EXERCISE GOAL:
From the entries that follow, list every line in which the string "title" appears.

══ INFORMATION SHOWN ══

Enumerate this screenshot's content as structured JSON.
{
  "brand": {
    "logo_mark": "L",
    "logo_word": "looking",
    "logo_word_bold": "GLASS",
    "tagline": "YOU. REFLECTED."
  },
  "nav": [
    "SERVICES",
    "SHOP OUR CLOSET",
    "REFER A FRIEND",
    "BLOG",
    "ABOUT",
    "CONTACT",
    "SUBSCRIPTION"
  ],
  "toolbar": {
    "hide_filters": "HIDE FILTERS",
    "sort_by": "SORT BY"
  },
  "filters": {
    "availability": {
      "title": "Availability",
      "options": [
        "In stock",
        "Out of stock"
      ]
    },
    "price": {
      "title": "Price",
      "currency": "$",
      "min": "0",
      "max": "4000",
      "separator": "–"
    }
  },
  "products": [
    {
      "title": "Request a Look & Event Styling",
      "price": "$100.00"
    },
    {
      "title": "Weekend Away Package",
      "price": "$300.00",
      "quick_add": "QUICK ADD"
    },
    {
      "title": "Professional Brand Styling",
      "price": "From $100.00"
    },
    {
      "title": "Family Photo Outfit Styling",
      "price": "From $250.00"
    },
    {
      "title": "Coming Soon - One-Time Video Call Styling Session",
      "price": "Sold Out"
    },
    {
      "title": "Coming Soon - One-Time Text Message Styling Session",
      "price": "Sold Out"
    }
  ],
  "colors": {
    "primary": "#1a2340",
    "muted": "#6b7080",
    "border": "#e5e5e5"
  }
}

═══

OUTPUT FOR THIS TASK:
      "title": "Availability",
      "title": "Price",
      "title": "Request a Look & Event Styling",
      "title": "Weekend Away Package",
      "title": "Professional Brand Styling",
      "title": "Family Photo Outfit Styling",
      "title": "Coming Soon - One-Time Video Call Styling Session",
      "title": "Coming Soon - One-Time Text Message Styling Session",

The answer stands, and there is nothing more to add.